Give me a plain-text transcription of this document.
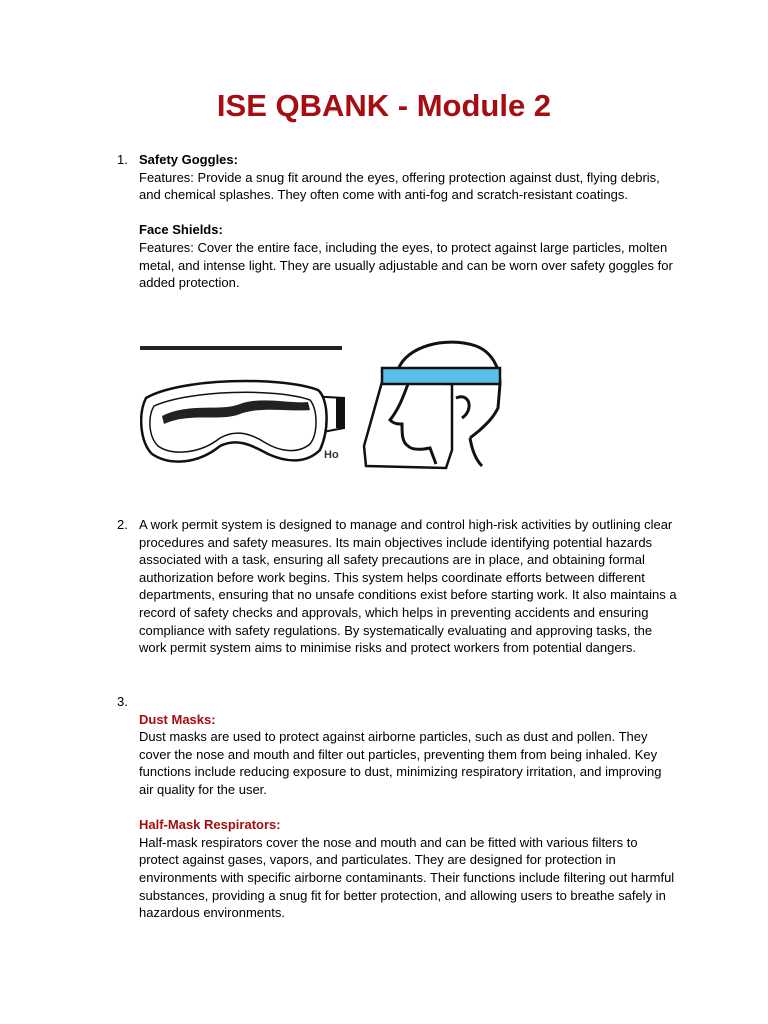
ISE QBANK - Module 2
1. Safety Goggles:

Features: Provide a snug fit around the eyes, offering protection against dust, flying debris, and chemical splashes. They often come with anti-fog and scratch-resistant coatings.

Face Shields:

Features: Cover the entire face, including the eyes, to protect against large particles, molten metal, and intense light. They are usually adjustable and can be worn over safety goggles for added protection.

Ho
2. A work permit system is designed to manage and control high-risk activities by outlining clear procedures and safety measures. Its main objectives include identifying potential hazards associated with a task, ensuring all safety precautions are in place, and obtaining formal authorization before work begins. This system helps coordinate efforts between different departments, ensuring that no unsafe conditions exist before starting work. It also maintains a record of safety checks and approvals, which helps in preventing accidents and ensuring compliance with safety regulations. By systematically evaluating and approving tasks, the work permit system aims to minimise risks and protect workers from potential dangers.

3.

Dust Masks:

Dust masks are used to protect against airborne particles, such as dust and pollen. They cover the nose and mouth and filter out particles, preventing them from being inhaled. Key functions include reducing exposure to dust, minimizing respiratory irritation, and improving air quality for the user.

Half-Mask Respirators:

Half-mask respirators cover the nose and mouth and can be fitted with various filters to protect against gases, vapors, and particulates. They are designed for protection in environments with specific airborne contaminants. Their functions include filtering out harmful substances, providing a snug fit for better protection, and allowing users to breathe safely in hazardous environments.
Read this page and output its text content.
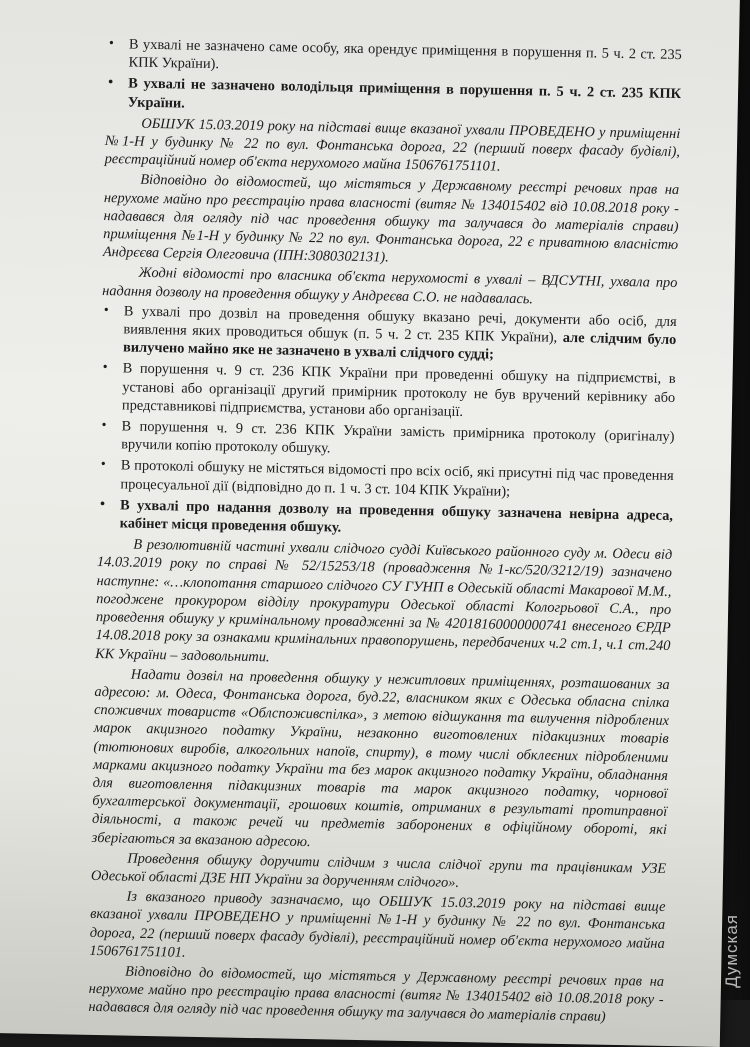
• В ухвалі не зазначено саме особу, яка орендує приміщення в порушення п. 5 ч. 2 ст. 235 КПК України).
• В ухвалі не зазначено володільця приміщення в порушення п. 5 ч. 2 ст. 235 КПК України.

ОБШУК 15.03.2019 року на підставі вище вказаної ухвали ПРОВЕДЕНО у приміщенні №1-Н у будинку № 22 по вул. Фонтанська дорога, 22 (перший поверх фасаду будівлі), реєстраційний номер об'єкта нерухомого майна 1506761751101.

Відповідно до відомостей, що містяться у Державному реєстрі речових прав на нерухоме майно про реєстрацію права власності (витяг № 134015402 від 10.08.2018 року - надавався для огляду під час проведення обшуку та залучався до матеріалів справи) приміщення №1-Н у будинку № 22 по вул. Фонтанська дорога, 22 є приватною власністю Андрєєва Сергія Олеговича (ІПН:3080302131).

Жодні відомості про власника об'єкта нерухомості в ухвалі – ВДСУТНІ, ухвала про надання дозволу на проведення обшуку у Андреєва С.О. не надавалась.

• В ухвалі про дозвіл на проведення обшуку вказано речі, документи або осіб, для виявлення яких проводиться обшук (п. 5 ч. 2 ст. 235 КПК України), але слідчим було вилучено майно яке не зазначено в ухвалі слідчого судді;
• В порушення ч. 9 ст. 236 КПК України при проведенні обшуку на підприємстві, в установі або організації другий примірник протоколу не був вручений керівнику або представникові підприємства, установи або організації.
• В порушення ч. 9 ст. 236 КПК України замість примірника протоколу (оригіналу) вручили копію протоколу обшуку.
• В протоколі обшуку не містяться відомості про всіх осіб, які присутні під час проведення процесуальної дії (відповідно до п. 1 ч. 3 ст. 104 КПК України);
• В ухвалі про надання дозволу на проведення обшуку зазначена невірна адреса, кабінет місця проведення обшуку.

В резолютивній частині ухвали слідчого судді Київського районного суду м. Одеси від 14.03.2019 року по справі № 52/15253/18 (провадження №1-кс/520/3212/19) зазначено наступне: «…клопотання старшого слідчого СУ ГУНП в Одеській області Макарової М.М., погоджене прокурором відділу прокуратури Одеської області Кологрьової С.А., про проведення обшуку у кримінальному провадженні за № 42018160000000741 внесеного ЄРДР 14.08.2018 року за ознаками кримінальних правопорушень, передбачених ч.2 ст.1, ч.1 ст.240 КК України – задовольнити.

Надати дозвіл на проведення обшуку у нежитлових приміщеннях, розташованих за адресою: м. Одеса, Фонтанська дорога, буд.22, власником яких є Одеська обласна спілка споживчих товариств «Облспоживспілка», з метою відшукання та вилучення підроблених марок акцизного податку України, незаконно виготовлених підакцизних товарів (тютюнових виробів, алкогольних напоїв, спирту), в тому числі обклеєних підробленими марками акцизного податку України та без марок акцизного податку України, обладнання для виготовлення підакцизних товарів та марок акцизного податку, чорнової бухгалтерської документації, грошових коштів, отриманих в результаті протиправної діяльності, а також речей чи предметів заборонених в офіційному обороті, які зберігаються за вказаною адресою.

Проведення обшуку доручити слідчим з числа слідчої групи та працівникам УЗЕ Одеської області ДЗЕ НП України за дорученням слідчого».

Із вказаного приводу зазначаємо, що ОБШУК 15.03.2019 року на підставі вище вказаної ухвали ПРОВЕДЕНО у приміщенні №1-Н у будинку № 22 по вул. Фонтанська дорога, 22 (перший поверх фасаду будівлі), реєстраційний номер об'єкта нерухомого майна 1506761751101.

Відповідно до відомостей, що містяться у Державному реєстрі речових прав на нерухоме майно про реєстрацію права власності (витяг № 134015402 від 10.08.2018 року - надавався для огляду під час проведення обшуку та залучався до матеріалів справи)

Думская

Exercise requirements -> For each line above that contains the word "майна", copy that line.

Exercise response ->
ОБШУК 15.03.2019 року на підставі вище вказаної ухвали ПРОВЕДЕНО у приміщенні №1-Н у будинку № 22 по вул. Фонтанська дорога, 22 (перший поверх фасаду будівлі), реєстраційний номер об'єкта нерухомого майна 1506761751101.
Із вказаного приводу зазначаємо, що ОБШУК 15.03.2019 року на підставі вище вказаної ухвали ПРОВЕДЕНО у приміщенні №1-Н у будинку № 22 по вул. Фонтанська дорога, 22 (перший поверх фасаду будівлі), реєстраційний номер об'єкта нерухомого майна 1506761751101.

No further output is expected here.